Microsoft Sells OpenAI Models to ByteDance and Other Chinese Tech Giants via Azure
Miles Bennett
Microsoft is selling OpenAI models to ByteDance, Ant Group, Meituan, and Tencent through its Azure cloud service, Bloomberg reports. ByteDance alone is expected to spend over $1 billion a year — making Microsoft the sole gateway for OpenAI's technology into China at a moment of peak US–China AI tension.
What is ByteDance spending $1 billion a year on?
Sources say ByteDance is Microsoft's largest AI customer in recent years, primarily using OpenAI's GPT-series models.
Its projected annual spend on Microsoft AI and cloud services exceeds $1 billion.
This means → a Chinese company is paying at the billion-dollar level to access America's most advanced AI through Microsoft as the middleman.
Why is Microsoft the only company that can sell OpenAI into China?
Both OpenAI and Anthropic refuse to sell directly to Chinese companies, citing intellectual-property theft and misuse risks.
Microsoft's unique partnership agreement with OpenAI lets it set its own sales policy for GPT models in China.
In plain terms = OpenAI won't sell, Anthropic won't sell — only Microsoft holds a "resale license," and it calls the shots.
Where do the models actually run — how is IP protected?
Microsoft operates data centers near Beijing and Shanghai, but the models themselves are not hosted on servers inside China.
Chinese clients access the models over the internet from offshore facilities such as Singapore, a setup designed to guard against IP theft.
This means → the data centers sit in China, but the AI brain sits outside — Microsoft's architecture tries to serve both sides of the wall at once.

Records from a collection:
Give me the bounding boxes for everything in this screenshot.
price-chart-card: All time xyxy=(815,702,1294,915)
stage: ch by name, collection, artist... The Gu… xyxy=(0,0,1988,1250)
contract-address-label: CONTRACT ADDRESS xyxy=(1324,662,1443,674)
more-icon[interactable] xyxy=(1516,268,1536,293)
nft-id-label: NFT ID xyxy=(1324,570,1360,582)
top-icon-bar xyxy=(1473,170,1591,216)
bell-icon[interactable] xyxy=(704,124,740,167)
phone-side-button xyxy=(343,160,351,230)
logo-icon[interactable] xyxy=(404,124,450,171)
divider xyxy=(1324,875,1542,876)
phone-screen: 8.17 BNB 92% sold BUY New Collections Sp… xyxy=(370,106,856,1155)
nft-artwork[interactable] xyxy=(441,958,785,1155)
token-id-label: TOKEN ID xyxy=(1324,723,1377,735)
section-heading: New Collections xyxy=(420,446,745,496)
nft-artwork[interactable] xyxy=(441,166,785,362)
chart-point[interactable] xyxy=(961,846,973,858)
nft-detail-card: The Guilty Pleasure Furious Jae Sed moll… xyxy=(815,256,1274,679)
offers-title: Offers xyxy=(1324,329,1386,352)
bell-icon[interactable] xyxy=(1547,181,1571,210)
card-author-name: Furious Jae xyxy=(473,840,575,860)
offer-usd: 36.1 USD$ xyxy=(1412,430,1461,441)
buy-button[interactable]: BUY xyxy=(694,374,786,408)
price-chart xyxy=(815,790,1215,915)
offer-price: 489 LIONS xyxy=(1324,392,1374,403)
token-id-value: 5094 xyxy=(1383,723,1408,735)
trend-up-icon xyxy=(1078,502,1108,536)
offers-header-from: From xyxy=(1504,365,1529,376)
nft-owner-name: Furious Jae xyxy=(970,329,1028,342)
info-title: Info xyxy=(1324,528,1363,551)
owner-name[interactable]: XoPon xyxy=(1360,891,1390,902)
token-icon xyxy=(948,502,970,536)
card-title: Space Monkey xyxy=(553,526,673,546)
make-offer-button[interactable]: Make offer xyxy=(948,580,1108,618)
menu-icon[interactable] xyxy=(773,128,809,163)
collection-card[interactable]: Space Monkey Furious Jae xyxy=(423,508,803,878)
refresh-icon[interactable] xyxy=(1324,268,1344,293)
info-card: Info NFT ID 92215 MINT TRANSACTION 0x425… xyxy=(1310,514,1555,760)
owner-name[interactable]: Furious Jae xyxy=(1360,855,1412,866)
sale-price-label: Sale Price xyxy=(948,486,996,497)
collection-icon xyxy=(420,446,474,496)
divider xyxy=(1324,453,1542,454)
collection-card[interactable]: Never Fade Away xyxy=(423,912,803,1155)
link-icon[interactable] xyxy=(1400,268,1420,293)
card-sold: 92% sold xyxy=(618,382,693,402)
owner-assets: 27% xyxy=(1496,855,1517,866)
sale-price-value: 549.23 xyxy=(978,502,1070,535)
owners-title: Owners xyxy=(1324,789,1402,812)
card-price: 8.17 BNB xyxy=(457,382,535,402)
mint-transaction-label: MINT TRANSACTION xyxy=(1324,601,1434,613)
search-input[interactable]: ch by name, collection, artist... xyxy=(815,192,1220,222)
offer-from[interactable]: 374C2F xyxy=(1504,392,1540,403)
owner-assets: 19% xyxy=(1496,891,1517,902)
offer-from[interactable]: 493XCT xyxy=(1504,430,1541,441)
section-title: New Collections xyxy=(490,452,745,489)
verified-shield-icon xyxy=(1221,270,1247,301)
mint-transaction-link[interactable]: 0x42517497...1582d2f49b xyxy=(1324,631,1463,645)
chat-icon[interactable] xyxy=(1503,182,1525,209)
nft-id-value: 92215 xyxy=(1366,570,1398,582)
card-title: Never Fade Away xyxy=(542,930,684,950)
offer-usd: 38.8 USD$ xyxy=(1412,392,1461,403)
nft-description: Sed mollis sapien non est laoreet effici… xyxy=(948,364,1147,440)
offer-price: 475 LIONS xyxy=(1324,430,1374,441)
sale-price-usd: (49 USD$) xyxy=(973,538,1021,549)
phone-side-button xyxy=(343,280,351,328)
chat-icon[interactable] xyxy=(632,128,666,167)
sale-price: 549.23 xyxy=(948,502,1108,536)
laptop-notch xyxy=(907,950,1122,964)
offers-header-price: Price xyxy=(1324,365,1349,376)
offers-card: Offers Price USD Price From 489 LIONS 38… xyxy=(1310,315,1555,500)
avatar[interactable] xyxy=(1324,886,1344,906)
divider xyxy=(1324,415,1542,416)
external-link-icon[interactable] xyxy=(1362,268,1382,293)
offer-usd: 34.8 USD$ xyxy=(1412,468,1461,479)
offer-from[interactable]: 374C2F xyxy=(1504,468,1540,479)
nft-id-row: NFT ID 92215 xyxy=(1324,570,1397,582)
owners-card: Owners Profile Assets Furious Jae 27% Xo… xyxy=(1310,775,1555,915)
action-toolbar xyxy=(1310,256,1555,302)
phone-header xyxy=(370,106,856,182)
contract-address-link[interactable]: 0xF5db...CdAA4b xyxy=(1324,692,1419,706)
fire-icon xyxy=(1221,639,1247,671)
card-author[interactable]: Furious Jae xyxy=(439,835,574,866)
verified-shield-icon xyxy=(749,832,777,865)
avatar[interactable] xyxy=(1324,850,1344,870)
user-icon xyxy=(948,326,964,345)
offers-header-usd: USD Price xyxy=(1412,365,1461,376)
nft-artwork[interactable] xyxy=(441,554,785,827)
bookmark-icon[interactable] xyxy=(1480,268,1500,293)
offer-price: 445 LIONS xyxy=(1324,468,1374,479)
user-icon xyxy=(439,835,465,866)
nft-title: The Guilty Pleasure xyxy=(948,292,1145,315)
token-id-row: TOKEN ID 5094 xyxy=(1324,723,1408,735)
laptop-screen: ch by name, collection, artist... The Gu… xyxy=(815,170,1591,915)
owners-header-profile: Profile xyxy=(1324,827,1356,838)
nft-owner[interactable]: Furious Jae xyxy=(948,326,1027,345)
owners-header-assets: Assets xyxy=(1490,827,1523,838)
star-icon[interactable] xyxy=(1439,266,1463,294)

● Directions
Continue the article on Microsoft selling OpenAI models to Chinese companies through Azure, starting right after its final sentence.

● Solved problem
How does OpenAI itself feel about this business?
Bloomberg reports that OpenAI has privately complained to Microsoft, arguing it is not doing enough to stop Chinese firms from copying its models through "distillation" — using a large model's outputs to train a smaller one, effectively replicating capability at low cost.
Microsoft says it has deployed automated monitoring and sells only to established enterprises, not individual developers, in China.
Yet sources note that Chinese clients face no additional enhanced usage monitoring — in other words, oversight is the same as everywhere else, with no extra layer for China.
How important is the China business really?
Microsoft president Brad Smith told Congress that China accounted for only about 1.5% of total revenue in 2024 — a small-sounding number.
But an internal sales meeting revealed a different picture: Azure AI revenue in China grew faster than in any other sales region — roughly tripling in the fiscal year ending June 2025, after a 400% jump the year before.
This reflects a contradiction: externally, "China is a tiny slice"; internally, China is the fastest-growing AI revenue market they are chasing.
What are Chinese companies using these models for — replacing homegrown AI?
All the Chinese firms mentioned train their own AI models. Ant Group's spokesperson explicitly said its core products do not rely on external models.
Sources say their heavy Azure spending is primarily to support business expansion outside China.
In plain terms = they are not swapping out homegrown models for OpenAI — they are "renting" American AI capability for overseas operations, while keeping their own models for the domestic market.
Content is for reference only, not financial advice.